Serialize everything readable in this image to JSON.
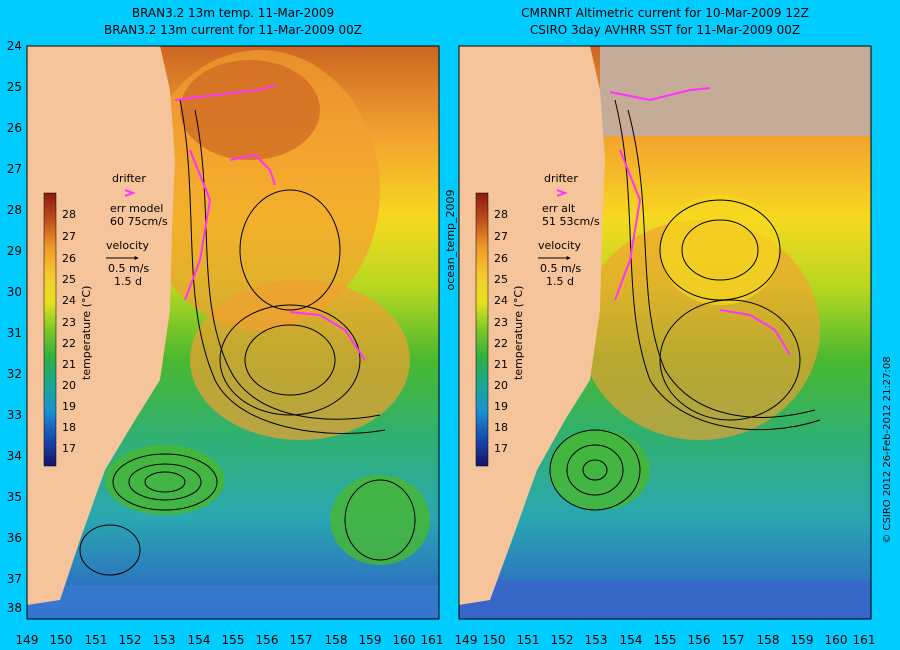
{
  "background": "#00ccff",
  "left": {
    "title1": "BRAN3.2 13m temp. 11-Mar-2009",
    "title2": "BRAN3.2 13m current for 11-Mar-2009 00Z",
    "legend": {
      "drifter": "drifter",
      "err1": "err model",
      "err2": "60 75cm/s",
      "velocity": "velocity",
      "speed": "0.5 m/s",
      "days": "1.5 d"
    }
  },
  "right": {
    "title1": "CMRNRT Altimetric current for 10-Mar-2009 12Z",
    "title2": "CSIRO 3day AVHRR SST for 11-Mar-2009 00Z",
    "legend": {
      "drifter": "drifter",
      "err1": "err alt",
      "err2": "51 53cm/s",
      "velocity": "velocity",
      "speed": "0.5 m/s",
      "days": "1.5 d"
    }
  },
  "colorbar": {
    "label": "temperature (°C)",
    "ticks": [
      "28",
      "27",
      "26",
      "25",
      "24",
      "23",
      "22",
      "21",
      "20",
      "19",
      "18",
      "17"
    ]
  },
  "lat_ticks": [
    "24",
    "25",
    "26",
    "27",
    "28",
    "29",
    "30",
    "31",
    "32",
    "33",
    "34",
    "35",
    "36",
    "37",
    "38"
  ],
  "lon_ticks": [
    "149",
    "150",
    "151",
    "152",
    "153",
    "154",
    "155",
    "156",
    "157",
    "158",
    "159",
    "160",
    "161"
  ],
  "side_label": "ocean_temp_2009",
  "credit": "© CSIRO 2012  26-Feb-2012 21:27:08",
  "colors": {
    "land": "#f6c49a",
    "drifter": "#ff33ff",
    "arrows": "#000000"
  }
}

▶ WHAT YOU ARE ASKED TO DO: Reproduce the listing above exactly, excluding all pictures.

▶ REPLY:
Serialize everything readable in this image to JSON.
{
  "background": "#00ccff",
  "left": {
    "title1": "BRAN3.2 13m temp. 11-Mar-2009",
    "title2": "BRAN3.2 13m current for 11-Mar-2009 00Z",
    "legend": {
      "drifter": "drifter",
      "err1": "err model",
      "err2": "60 75cm/s",
      "velocity": "velocity",
      "speed": "0.5 m/s",
      "days": "1.5 d"
    }
  },
  "right": {
    "title1": "CMRNRT Altimetric current for 10-Mar-2009 12Z",
    "title2": "CSIRO 3day AVHRR SST for 11-Mar-2009 00Z",
    "legend": {
      "drifter": "drifter",
      "err1": "err alt",
      "err2": "51 53cm/s",
      "velocity": "velocity",
      "speed": "0.5 m/s",
      "days": "1.5 d"
    }
  },
  "colorbar": {
    "label": "temperature (°C)",
    "ticks": [
      "28",
      "27",
      "26",
      "25",
      "24",
      "23",
      "22",
      "21",
      "20",
      "19",
      "18",
      "17"
    ]
  },
  "lat_ticks": [
    "24",
    "25",
    "26",
    "27",
    "28",
    "29",
    "30",
    "31",
    "32",
    "33",
    "34",
    "35",
    "36",
    "37",
    "38"
  ],
  "lon_ticks": [
    "149",
    "150",
    "151",
    "152",
    "153",
    "154",
    "155",
    "156",
    "157",
    "158",
    "159",
    "160",
    "161"
  ],
  "side_label": "ocean_temp_2009",
  "credit": "© CSIRO 2012  26-Feb-2012 21:27:08",
  "colors": {
    "land": "#f6c49a",
    "drifter": "#ff33ff",
    "arrows": "#000000"
  }
}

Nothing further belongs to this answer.